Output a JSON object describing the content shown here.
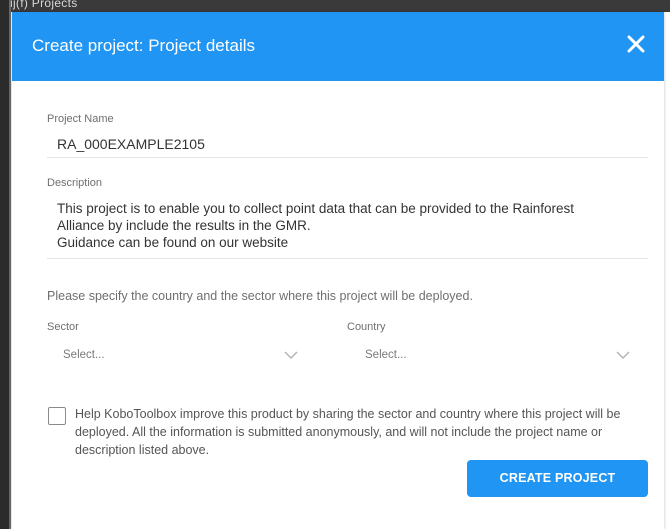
{
  "background": {
    "partial_text": "ij(f) Projects"
  },
  "modal": {
    "title": "Create project: Project details",
    "close_icon": "close-icon"
  },
  "form": {
    "project_name": {
      "label": "Project Name",
      "value": "RA_000EXAMPLE2105"
    },
    "description": {
      "label": "Description",
      "lines": [
        "This project is to enable you to collect point data that can be provided to the Rainforest",
        "Alliance by include the results in the GMR.",
        "Guidance can be found on our website"
      ]
    },
    "hint": "Please specify the country and the sector where this project will be deployed.",
    "sector": {
      "label": "Sector",
      "placeholder": "Select..."
    },
    "country": {
      "label": "Country",
      "placeholder": "Select..."
    },
    "consent": {
      "checked": false,
      "text": "Help KoboToolbox improve this product by sharing the sector and country where this project will be deployed. All the information is submitted anonymously, and will not include the project name or description listed above."
    },
    "submit_label": "CREATE PROJECT"
  },
  "colors": {
    "header": "#2095f3",
    "button": "#2095f3"
  }
}
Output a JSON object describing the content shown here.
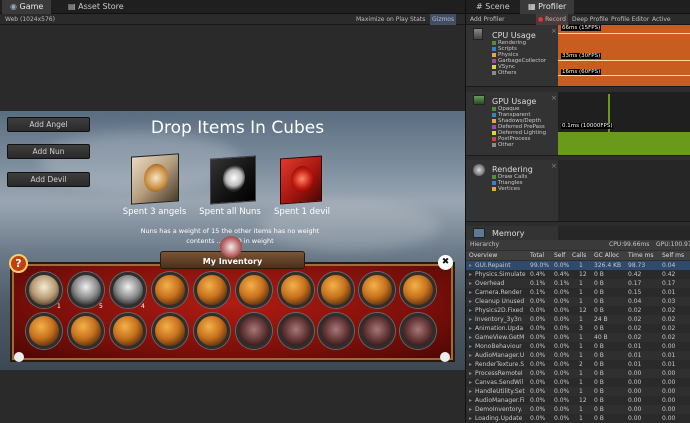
{
  "tabs": {
    "game": "Game",
    "asset_store": "Asset Store",
    "scene": "Scene",
    "profiler": "Profiler"
  },
  "game_toolbar": {
    "resolution": "Web (1024x576)",
    "maximize": "Maximize on Play",
    "stats": "Stats",
    "gizmos": "Gizmos"
  },
  "profiler_toolbar": {
    "add_profiler": "Add Profiler",
    "record": "Record",
    "deep_profile": "Deep Profile",
    "profile_editor": "Profile Editor",
    "active_profiler": "Active Profile"
  },
  "game": {
    "buttons": [
      "Add Angel",
      "Add Nun",
      "Add Devil"
    ],
    "title": "Drop Items In Cubes",
    "cube_captions": [
      "Spent 3 angels",
      "Spent all Nuns",
      "Spent 1 devil"
    ],
    "hint_line1": "Nuns has a weight of 15 the other items has no weight",
    "hint_line2": "contents ... to 50 in weight",
    "inventory_title": "My Inventory",
    "help_icon": "?",
    "close_icon": "✖",
    "slot_counts": [
      "1",
      "5",
      "4"
    ]
  },
  "cpu": {
    "title": "CPU Usage",
    "legend": [
      "Rendering",
      "Scripts",
      "Physics",
      "GarbageCollector",
      "VSync",
      "Others"
    ],
    "colors": [
      "#4f8f3f",
      "#3b7fc4",
      "#e6a83b",
      "#9b4e9b",
      "#d9d73d",
      "#8a8a8a"
    ],
    "markers": [
      "66ms (15FPS)",
      "33ms (30FPS)",
      "16ms (60FPS)"
    ]
  },
  "gpu": {
    "title": "GPU Usage",
    "legend": [
      "Opaque",
      "Transparent",
      "Shadows/Depth",
      "Deferred PrePass",
      "Deferred Lighting",
      "PostProcess",
      "Other"
    ],
    "marker": "0.1ms (10000FPS)"
  },
  "rendering": {
    "title": "Rendering",
    "legend": [
      "Draw Calls",
      "Triangles",
      "Vertices"
    ]
  },
  "memory": {
    "title": "Memory"
  },
  "hierarchy": {
    "label": "Hierarchy",
    "cpu_info": "CPU:99.66ms",
    "gpu_info": "GPU:100.97",
    "columns": [
      "Overview",
      "Total",
      "Self",
      "Calls",
      "GC Alloc",
      "Time ms",
      "Self ms"
    ],
    "rows": [
      [
        "GUI.Repaint",
        "99.0%",
        "0.0%",
        "1",
        "326.4 KB",
        "98.73",
        "0.04"
      ],
      [
        "Physics.Simulate",
        "0.4%",
        "0.4%",
        "12",
        "0 B",
        "0.42",
        "0.42"
      ],
      [
        "Overhead",
        "0.1%",
        "0.1%",
        "1",
        "0 B",
        "0.17",
        "0.17"
      ],
      [
        "Camera.Render",
        "0.1%",
        "0.0%",
        "1",
        "0 B",
        "0.15",
        "0.01"
      ],
      [
        "Cleanup Unused",
        "0.0%",
        "0.0%",
        "1",
        "0 B",
        "0.04",
        "0.03"
      ],
      [
        "Physics2D.Fixed",
        "0.0%",
        "0.0%",
        "12",
        "0 B",
        "0.02",
        "0.02"
      ],
      [
        "Inventory_3y3n",
        "0.0%",
        "0.0%",
        "1",
        "24 B",
        "0.02",
        "0.02"
      ],
      [
        "Animation.Upda",
        "0.0%",
        "0.0%",
        "3",
        "0 B",
        "0.02",
        "0.02"
      ],
      [
        "GameView.GetM",
        "0.0%",
        "0.0%",
        "1",
        "40 B",
        "0.02",
        "0.02"
      ],
      [
        "MonoBehaviour",
        "0.0%",
        "0.0%",
        "1",
        "0 B",
        "0.01",
        "0.00"
      ],
      [
        "AudioManager.U",
        "0.0%",
        "0.0%",
        "1",
        "0 B",
        "0.01",
        "0.01"
      ],
      [
        "RenderTexture.S",
        "0.0%",
        "0.0%",
        "2",
        "0 B",
        "0.01",
        "0.01"
      ],
      [
        "ProcessRemoteI",
        "0.0%",
        "0.0%",
        "1",
        "0 B",
        "0.00",
        "0.00"
      ],
      [
        "Canvas.SendWil",
        "0.0%",
        "0.0%",
        "1",
        "0 B",
        "0.00",
        "0.00"
      ],
      [
        "HandleUtility.Set",
        "0.0%",
        "0.0%",
        "1",
        "0 B",
        "0.00",
        "0.00"
      ],
      [
        "AudioManager.Fi",
        "0.0%",
        "0.0%",
        "12",
        "0 B",
        "0.00",
        "0.00"
      ],
      [
        "DemoInventory.",
        "0.0%",
        "0.0%",
        "1",
        "0 B",
        "0.00",
        "0.00"
      ],
      [
        "Loading.Update",
        "0.0%",
        "0.0%",
        "1",
        "0 B",
        "0.00",
        "0.00"
      ]
    ]
  }
}
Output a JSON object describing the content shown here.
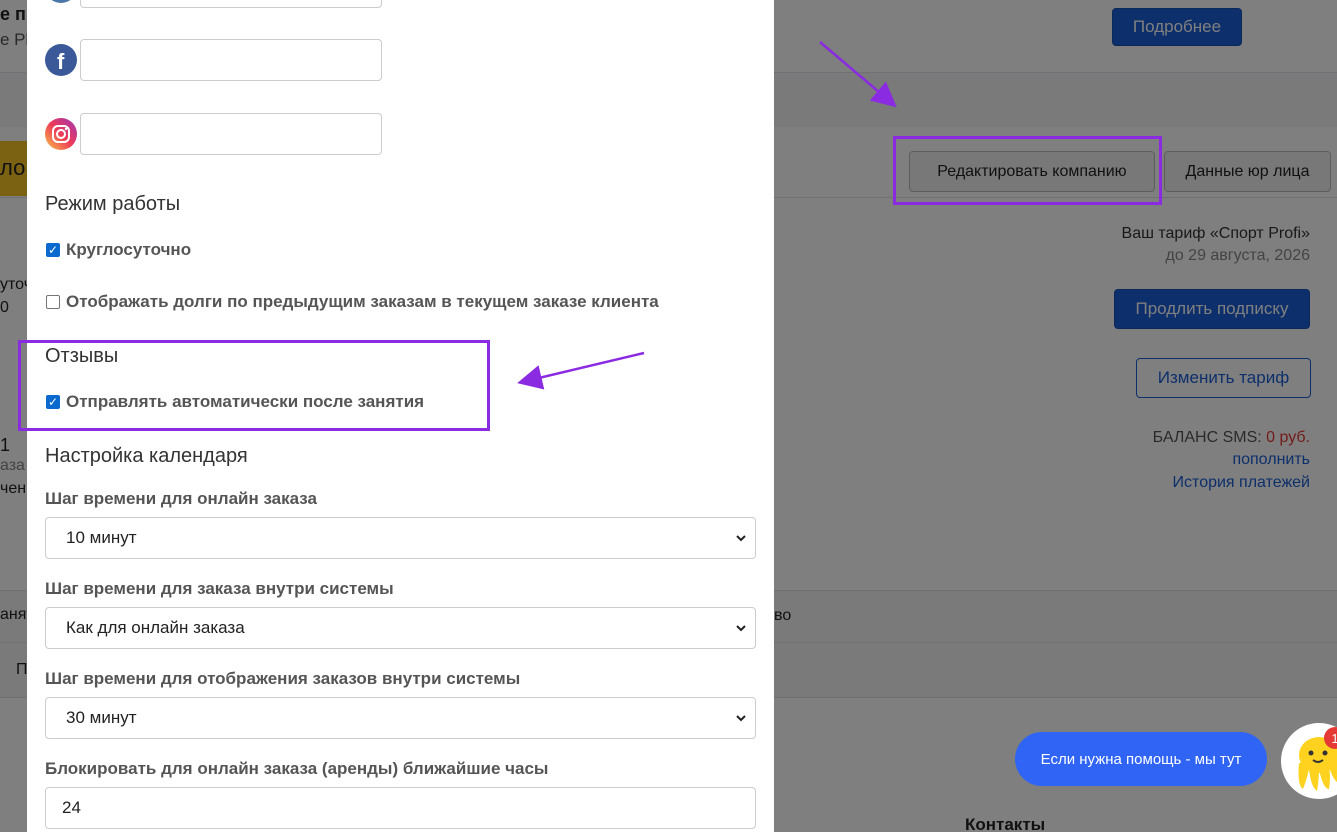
{
  "background": {
    "header_fragment_1": "е п",
    "header_fragment_2": "е Pl",
    "more_button": "Подробнее",
    "edit_company_button": "Редактировать компанию",
    "legal_data_button": "Данные юр лица",
    "yellow_tab_fragment": "ло",
    "left_fragment_1": "уточ",
    "left_fragment_2": "0",
    "left_fragment_3": "1",
    "left_fragment_4": "аза",
    "left_fragment_5": "чен",
    "left_fragment_6": "анят",
    "left_fragment_7": "Пр",
    "tariff_line": "Ваш тариф «Спорт Profi»",
    "tariff_until": "до 29 августа, 2026",
    "extend_subscription_button": "Продлить подписку",
    "change_tariff_button": "Изменить тариф",
    "sms_balance_label": "БАЛАНС SMS:",
    "sms_balance_value": "0 руб.",
    "top_up_link": "пополнить",
    "payment_history_link": "История платежей",
    "mid_fragment": "во",
    "contacts_heading": "Контакты"
  },
  "modal": {
    "social": [
      {
        "icon": "facebook-icon",
        "value": ""
      },
      {
        "icon": "instagram-icon",
        "value": ""
      }
    ],
    "work_mode_title": "Режим работы",
    "around_the_clock_label": "Круглосуточно",
    "around_the_clock_checked": true,
    "show_debts_label": "Отображать долги по предыдущим заказам в текущем заказе клиента",
    "show_debts_checked": false,
    "reviews_title": "Отзывы",
    "auto_send_label": "Отправлять автоматически после занятия",
    "auto_send_checked": true,
    "calendar_title": "Настройка календаря",
    "online_step_label": "Шаг времени для онлайн заказа",
    "online_step_value": "10 минут",
    "internal_step_label": "Шаг времени для заказа внутри системы",
    "internal_step_value": "Как для онлайн заказа",
    "display_step_label": "Шаг времени для отображения заказов внутри системы",
    "display_step_value": "30 минут",
    "block_hours_label": "Блокировать для онлайн заказа (аренды) ближайшие часы",
    "block_hours_value": "24"
  },
  "chat": {
    "bubble_text": "Если нужна помощь - мы тут",
    "badge_count": "1"
  },
  "colors": {
    "primary": "#1a5fd6",
    "annotation": "#8a2be2",
    "danger": "#e53935",
    "chat": "#2f64f5"
  }
}
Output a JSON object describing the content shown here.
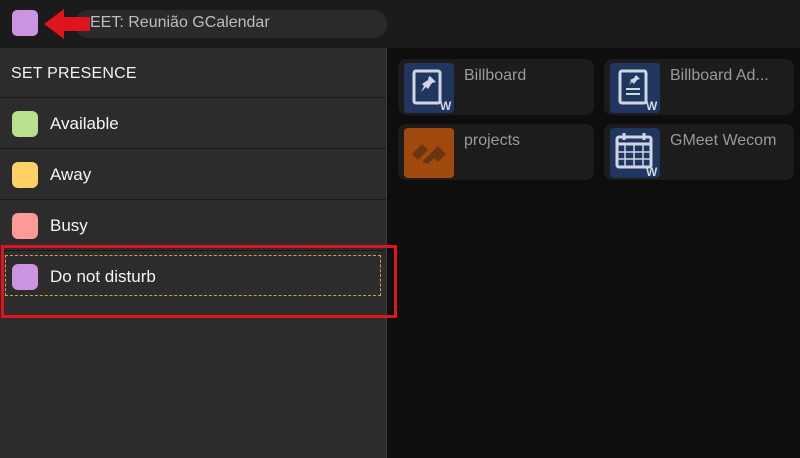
{
  "topbar": {
    "meeting_title": "EET: Reunião GCalendar",
    "presence_color": "#cc93e0"
  },
  "tiles": [
    {
      "label": "Billboard",
      "icon": "billboard-icon",
      "color": "#2b4a84"
    },
    {
      "label": "Billboard Ad...",
      "icon": "billboard-admin-icon",
      "color": "#2b4a84"
    },
    {
      "label": "projects",
      "icon": "projects-icon",
      "color": "#b95a12"
    },
    {
      "label": "GMeet Wecom",
      "icon": "calendar-icon",
      "color": "#2b4a84"
    }
  ],
  "panel": {
    "title": "SET PRESENCE",
    "items": [
      {
        "label": "Available",
        "color": "#b9e08e"
      },
      {
        "label": "Away",
        "color": "#ffd166"
      },
      {
        "label": "Busy",
        "color": "#ff9a96"
      },
      {
        "label": "Do not disturb",
        "color": "#cc93e0"
      }
    ]
  },
  "annotation_color": "#e0141f"
}
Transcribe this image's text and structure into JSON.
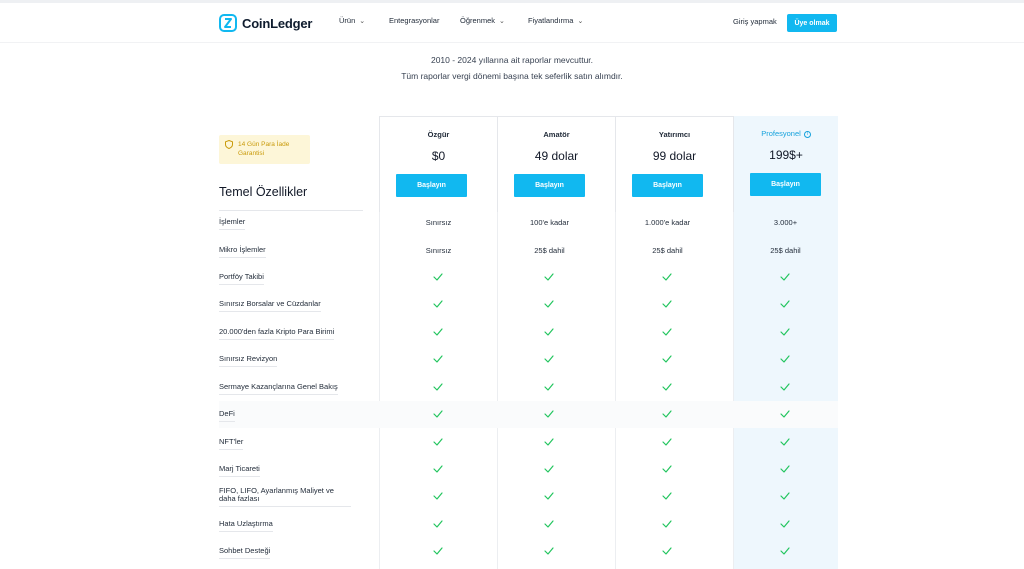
{
  "header": {
    "logo_text": "CoinLedger",
    "nav": [
      {
        "label": "Ürün",
        "dropdown": true
      },
      {
        "label": "Entegrasyonlar",
        "dropdown": false
      },
      {
        "label": "Öğrenmek",
        "dropdown": true
      },
      {
        "label": "Fiyatlandırma",
        "dropdown": true
      }
    ],
    "login_label": "Giriş yapmak",
    "signup_label": "Üye olmak"
  },
  "intro": {
    "line1": "2010 - 2024 yıllarına ait raporlar mevcuttur.",
    "line2": "Tüm raporlar vergi dönemi başına tek seferlik satın alımdır."
  },
  "badge_text": "14 Gün Para İade Garantisi",
  "features_title": "Temel Özellikler",
  "plans": [
    {
      "name": "Özgür",
      "price": "$0",
      "button": "Başlayın"
    },
    {
      "name": "Amatör",
      "price": "49 dolar",
      "button": "Başlayın"
    },
    {
      "name": "Yatırımcı",
      "price": "99 dolar",
      "button": "Başlayın"
    },
    {
      "name": "Profesyonel",
      "price": "199$+",
      "button": "Başlayın"
    }
  ],
  "features": [
    {
      "label": "İşlemler",
      "values": [
        "Sınırsız",
        "100'e kadar",
        "1.000'e kadar",
        "3.000+"
      ]
    },
    {
      "label": "Mikro İşlemler",
      "values": [
        "Sınırsız",
        "25$ dahil",
        "25$ dahil",
        "25$ dahil"
      ]
    },
    {
      "label": "Portföy Takibi",
      "values": [
        "check",
        "check",
        "check",
        "check"
      ]
    },
    {
      "label": "Sınırsız Borsalar ve Cüzdanlar",
      "values": [
        "check",
        "check",
        "check",
        "check"
      ]
    },
    {
      "label": "20.000'den fazla Kripto Para Birimi",
      "values": [
        "check",
        "check",
        "check",
        "check"
      ]
    },
    {
      "label": "Sınırsız Revizyon",
      "values": [
        "check",
        "check",
        "check",
        "check"
      ]
    },
    {
      "label": "Sermaye Kazançlarına Genel Bakış",
      "values": [
        "check",
        "check",
        "check",
        "check"
      ]
    },
    {
      "label": "DeFi",
      "values": [
        "check",
        "check",
        "check",
        "check"
      ]
    },
    {
      "label": "NFT'ler",
      "values": [
        "check",
        "check",
        "check",
        "check"
      ]
    },
    {
      "label": "Marj Ticareti",
      "values": [
        "check",
        "check",
        "check",
        "check"
      ]
    },
    {
      "label": "FIFO, LIFO, Ayarlanmış Maliyet ve daha fazlası",
      "values": [
        "check",
        "check",
        "check",
        "check"
      ]
    },
    {
      "label": "Hata Uzlaştırma",
      "values": [
        "check",
        "check",
        "check",
        "check"
      ]
    },
    {
      "label": "Sohbet Desteği",
      "values": [
        "check",
        "check",
        "check",
        "check"
      ]
    }
  ],
  "colors": {
    "accent": "#11b8f0",
    "check": "#22c55e",
    "pro_bg": "#eef7fd",
    "badge_bg": "#fdf6d8",
    "badge_text": "#c99a0a"
  }
}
++++++++++++++++++++
### To do
In the listing, find every line with the word "include" and state how many there are, nothing more.

### Task answer
2